• TASK OBJECTIVE:
Repeat every record below exactly, omitting any pictures.

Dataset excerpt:
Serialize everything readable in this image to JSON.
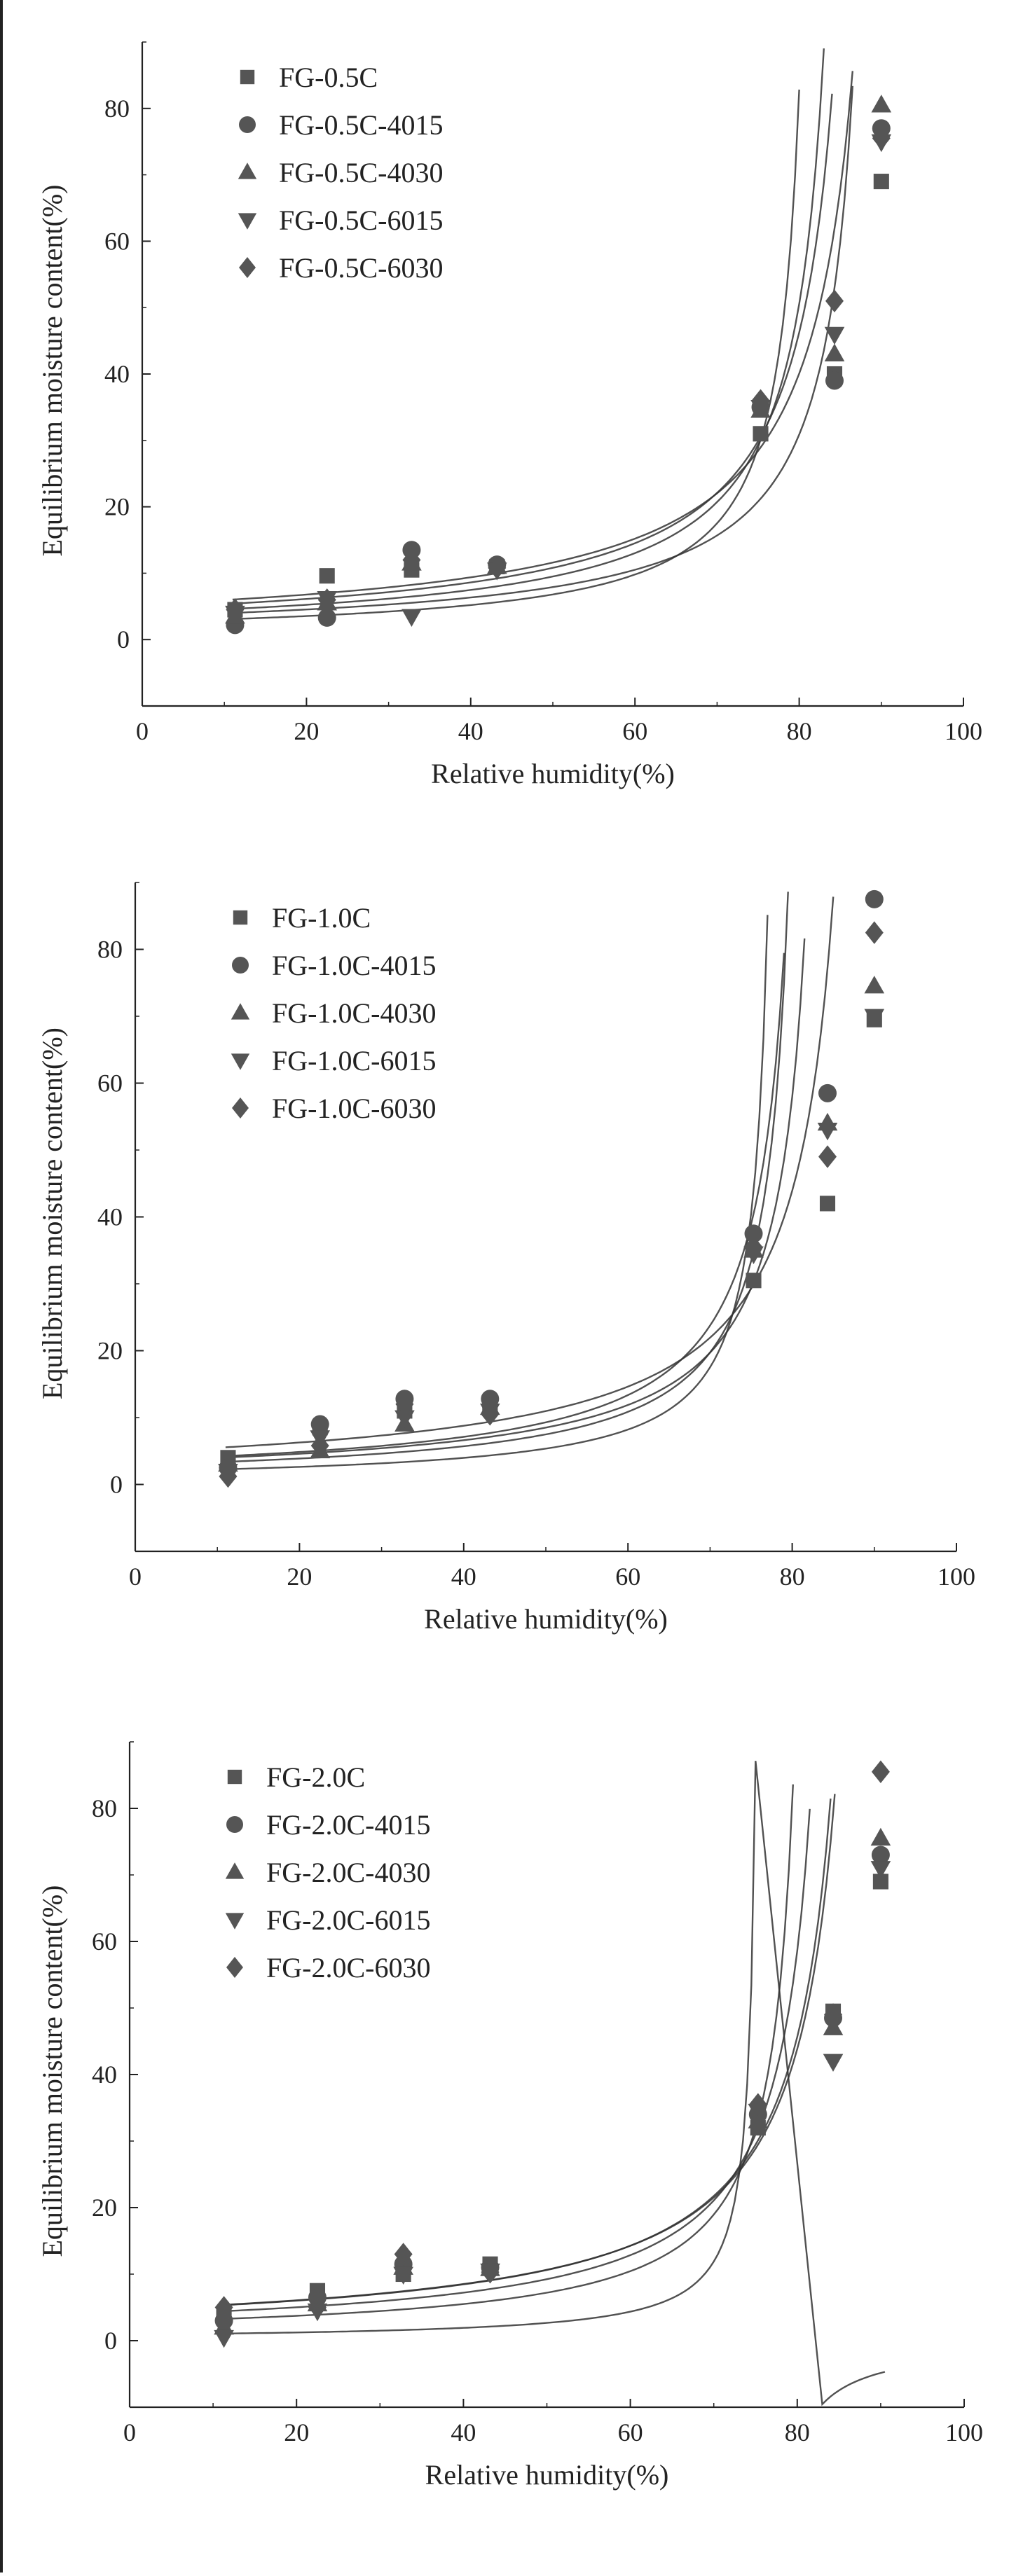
{
  "colors": {
    "marker": "#555555",
    "axis": "#222222",
    "curve": "#333333"
  },
  "chart_data": [
    {
      "type": "scatter",
      "xlabel": "Relative humidity(%)",
      "ylabel": "Equilibrium moisture content(%)",
      "xlim": [
        0,
        100
      ],
      "ylim": [
        -10,
        90
      ],
      "xticks": [
        "0",
        "20",
        "40",
        "60",
        "80",
        "100"
      ],
      "yticks": [
        "0",
        "20",
        "40",
        "60",
        "80"
      ],
      "legend_position": "top-left",
      "series": [
        {
          "name": "FG-0.5C",
          "marker": "square",
          "x": [
            11.3,
            22.5,
            32.8,
            43.2,
            75.3,
            84.3,
            90
          ],
          "y": [
            4.5,
            9.6,
            10.5,
            11,
            31,
            40,
            69
          ]
        },
        {
          "name": "FG-0.5C-4015",
          "marker": "circle",
          "x": [
            11.3,
            22.5,
            32.8,
            43.2,
            75.3,
            84.3,
            90
          ],
          "y": [
            2.2,
            3.3,
            13.5,
            11.3,
            35,
            39,
            77
          ]
        },
        {
          "name": "FG-0.5C-4030",
          "marker": "triangle-up",
          "x": [
            11.3,
            22.5,
            32.8,
            43.2,
            75.3,
            84.3,
            90
          ],
          "y": [
            3.5,
            5.5,
            11.5,
            11,
            34.5,
            43,
            80.5
          ]
        },
        {
          "name": "FG-0.5C-6015",
          "marker": "triangle-down",
          "x": [
            11.3,
            22.5,
            32.8,
            43.2,
            75.3,
            84.3,
            90
          ],
          "y": [
            4,
            6.2,
            3.5,
            10.5,
            35,
            46,
            75
          ]
        },
        {
          "name": "FG-0.5C-6030",
          "marker": "diamond",
          "x": [
            11.3,
            22.5,
            32.8,
            43.2,
            75.3,
            84.3,
            90
          ],
          "y": [
            4.5,
            6,
            12,
            10.8,
            36,
            51,
            75.5
          ]
        }
      ]
    },
    {
      "type": "scatter",
      "xlabel": "Relative humidity(%)",
      "ylabel": "Equilibrium moisture content(%)",
      "xlim": [
        0,
        100
      ],
      "ylim": [
        -10,
        90
      ],
      "xticks": [
        "0",
        "20",
        "40",
        "60",
        "80",
        "100"
      ],
      "yticks": [
        "0",
        "20",
        "40",
        "60",
        "80"
      ],
      "legend_position": "top-left",
      "series": [
        {
          "name": "FG-1.0C",
          "marker": "square",
          "x": [
            11.3,
            22.5,
            32.8,
            43.2,
            75.3,
            84.3,
            90
          ],
          "y": [
            4,
            8.5,
            11,
            11.5,
            30.5,
            42,
            69.5
          ]
        },
        {
          "name": "FG-1.0C-4015",
          "marker": "circle",
          "x": [
            11.3,
            22.5,
            32.8,
            43.2,
            75.3,
            84.3,
            90
          ],
          "y": [
            2.5,
            9,
            12.8,
            12.8,
            37.5,
            58.5,
            87.5
          ]
        },
        {
          "name": "FG-1.0C-4030",
          "marker": "triangle-up",
          "x": [
            11.3,
            22.5,
            32.8,
            43.2,
            75.3,
            84.3,
            90
          ],
          "y": [
            3,
            5,
            9,
            11.5,
            35,
            54,
            74.5
          ]
        },
        {
          "name": "FG-1.0C-6015",
          "marker": "triangle-down",
          "x": [
            11.3,
            22.5,
            32.8,
            43.2,
            75.3,
            84.3,
            90
          ],
          "y": [
            2,
            7,
            10,
            11,
            34.5,
            53,
            70
          ]
        },
        {
          "name": "FG-1.0C-6030",
          "marker": "diamond",
          "x": [
            11.3,
            22.5,
            32.8,
            43.2,
            75.3,
            84.3,
            90
          ],
          "y": [
            1.2,
            5.8,
            12,
            10.5,
            35.5,
            49,
            82.5
          ]
        }
      ]
    },
    {
      "type": "scatter",
      "xlabel": "Relative humidity(%)",
      "ylabel": "Equilibrium moisture content(%)",
      "xlim": [
        0,
        100
      ],
      "ylim": [
        -10,
        90
      ],
      "xticks": [
        "0",
        "20",
        "40",
        "60",
        "80",
        "100"
      ],
      "yticks": [
        "0",
        "20",
        "40",
        "60",
        "80"
      ],
      "legend_position": "top-left",
      "series": [
        {
          "name": "FG-2.0C",
          "marker": "square",
          "x": [
            11.3,
            22.5,
            32.8,
            43.2,
            75.3,
            84.3,
            90
          ],
          "y": [
            4,
            7.5,
            10,
            11.5,
            32,
            49.5,
            69
          ]
        },
        {
          "name": "FG-2.0C-4015",
          "marker": "circle",
          "x": [
            11.3,
            22.5,
            32.8,
            43.2,
            75.3,
            84.3,
            90
          ],
          "y": [
            3,
            6.5,
            11.5,
            11,
            34,
            48.5,
            73
          ]
        },
        {
          "name": "FG-2.0C-4030",
          "marker": "triangle-up",
          "x": [
            11.3,
            22.5,
            32.8,
            43.2,
            75.3,
            84.3,
            90
          ],
          "y": [
            2,
            5.5,
            11,
            10.8,
            33,
            47,
            75.5
          ]
        },
        {
          "name": "FG-2.0C-6015",
          "marker": "triangle-down",
          "x": [
            11.3,
            22.5,
            32.8,
            43.2,
            75.3,
            84.3,
            90
          ],
          "y": [
            0.5,
            4.5,
            10,
            10.5,
            34.5,
            42,
            71
          ]
        },
        {
          "name": "FG-2.0C-6030",
          "marker": "diamond",
          "x": [
            11.3,
            22.5,
            32.8,
            43.2,
            75.3,
            84.3,
            90
          ],
          "y": [
            5,
            5,
            13,
            10.3,
            35.5,
            49,
            85.5
          ]
        }
      ]
    }
  ]
}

• RESULT OF THIS EXERCISE:
Serialize everything readable in this image to JSON.
{
  "colors": {
    "marker": "#555555",
    "axis": "#222222",
    "curve": "#333333"
  },
  "chart_data": [
    {
      "type": "scatter",
      "xlabel": "Relative humidity(%)",
      "ylabel": "Equilibrium moisture content(%)",
      "xlim": [
        0,
        100
      ],
      "ylim": [
        -10,
        90
      ],
      "xticks": [
        "0",
        "20",
        "40",
        "60",
        "80",
        "100"
      ],
      "yticks": [
        "0",
        "20",
        "40",
        "60",
        "80"
      ],
      "legend_position": "top-left",
      "series": [
        {
          "name": "FG-0.5C",
          "marker": "square",
          "x": [
            11.3,
            22.5,
            32.8,
            43.2,
            75.3,
            84.3,
            90
          ],
          "y": [
            4.5,
            9.6,
            10.5,
            11,
            31,
            40,
            69
          ]
        },
        {
          "name": "FG-0.5C-4015",
          "marker": "circle",
          "x": [
            11.3,
            22.5,
            32.8,
            43.2,
            75.3,
            84.3,
            90
          ],
          "y": [
            2.2,
            3.3,
            13.5,
            11.3,
            35,
            39,
            77
          ]
        },
        {
          "name": "FG-0.5C-4030",
          "marker": "triangle-up",
          "x": [
            11.3,
            22.5,
            32.8,
            43.2,
            75.3,
            84.3,
            90
          ],
          "y": [
            3.5,
            5.5,
            11.5,
            11,
            34.5,
            43,
            80.5
          ]
        },
        {
          "name": "FG-0.5C-6015",
          "marker": "triangle-down",
          "x": [
            11.3,
            22.5,
            32.8,
            43.2,
            75.3,
            84.3,
            90
          ],
          "y": [
            4,
            6.2,
            3.5,
            10.5,
            35,
            46,
            75
          ]
        },
        {
          "name": "FG-0.5C-6030",
          "marker": "diamond",
          "x": [
            11.3,
            22.5,
            32.8,
            43.2,
            75.3,
            84.3,
            90
          ],
          "y": [
            4.5,
            6,
            12,
            10.8,
            36,
            51,
            75.5
          ]
        }
      ]
    },
    {
      "type": "scatter",
      "xlabel": "Relative humidity(%)",
      "ylabel": "Equilibrium moisture content(%)",
      "xlim": [
        0,
        100
      ],
      "ylim": [
        -10,
        90
      ],
      "xticks": [
        "0",
        "20",
        "40",
        "60",
        "80",
        "100"
      ],
      "yticks": [
        "0",
        "20",
        "40",
        "60",
        "80"
      ],
      "legend_position": "top-left",
      "series": [
        {
          "name": "FG-1.0C",
          "marker": "square",
          "x": [
            11.3,
            22.5,
            32.8,
            43.2,
            75.3,
            84.3,
            90
          ],
          "y": [
            4,
            8.5,
            11,
            11.5,
            30.5,
            42,
            69.5
          ]
        },
        {
          "name": "FG-1.0C-4015",
          "marker": "circle",
          "x": [
            11.3,
            22.5,
            32.8,
            43.2,
            75.3,
            84.3,
            90
          ],
          "y": [
            2.5,
            9,
            12.8,
            12.8,
            37.5,
            58.5,
            87.5
          ]
        },
        {
          "name": "FG-1.0C-4030",
          "marker": "triangle-up",
          "x": [
            11.3,
            22.5,
            32.8,
            43.2,
            75.3,
            84.3,
            90
          ],
          "y": [
            3,
            5,
            9,
            11.5,
            35,
            54,
            74.5
          ]
        },
        {
          "name": "FG-1.0C-6015",
          "marker": "triangle-down",
          "x": [
            11.3,
            22.5,
            32.8,
            43.2,
            75.3,
            84.3,
            90
          ],
          "y": [
            2,
            7,
            10,
            11,
            34.5,
            53,
            70
          ]
        },
        {
          "name": "FG-1.0C-6030",
          "marker": "diamond",
          "x": [
            11.3,
            22.5,
            32.8,
            43.2,
            75.3,
            84.3,
            90
          ],
          "y": [
            1.2,
            5.8,
            12,
            10.5,
            35.5,
            49,
            82.5
          ]
        }
      ]
    },
    {
      "type": "scatter",
      "xlabel": "Relative humidity(%)",
      "ylabel": "Equilibrium moisture content(%)",
      "xlim": [
        0,
        100
      ],
      "ylim": [
        -10,
        90
      ],
      "xticks": [
        "0",
        "20",
        "40",
        "60",
        "80",
        "100"
      ],
      "yticks": [
        "0",
        "20",
        "40",
        "60",
        "80"
      ],
      "legend_position": "top-left",
      "series": [
        {
          "name": "FG-2.0C",
          "marker": "square",
          "x": [
            11.3,
            22.5,
            32.8,
            43.2,
            75.3,
            84.3,
            90
          ],
          "y": [
            4,
            7.5,
            10,
            11.5,
            32,
            49.5,
            69
          ]
        },
        {
          "name": "FG-2.0C-4015",
          "marker": "circle",
          "x": [
            11.3,
            22.5,
            32.8,
            43.2,
            75.3,
            84.3,
            90
          ],
          "y": [
            3,
            6.5,
            11.5,
            11,
            34,
            48.5,
            73
          ]
        },
        {
          "name": "FG-2.0C-4030",
          "marker": "triangle-up",
          "x": [
            11.3,
            22.5,
            32.8,
            43.2,
            75.3,
            84.3,
            90
          ],
          "y": [
            2,
            5.5,
            11,
            10.8,
            33,
            47,
            75.5
          ]
        },
        {
          "name": "FG-2.0C-6015",
          "marker": "triangle-down",
          "x": [
            11.3,
            22.5,
            32.8,
            43.2,
            75.3,
            84.3,
            90
          ],
          "y": [
            0.5,
            4.5,
            10,
            10.5,
            34.5,
            42,
            71
          ]
        },
        {
          "name": "FG-2.0C-6030",
          "marker": "diamond",
          "x": [
            11.3,
            22.5,
            32.8,
            43.2,
            75.3,
            84.3,
            90
          ],
          "y": [
            5,
            5,
            13,
            10.3,
            35.5,
            49,
            85.5
          ]
        }
      ]
    }
  ]
}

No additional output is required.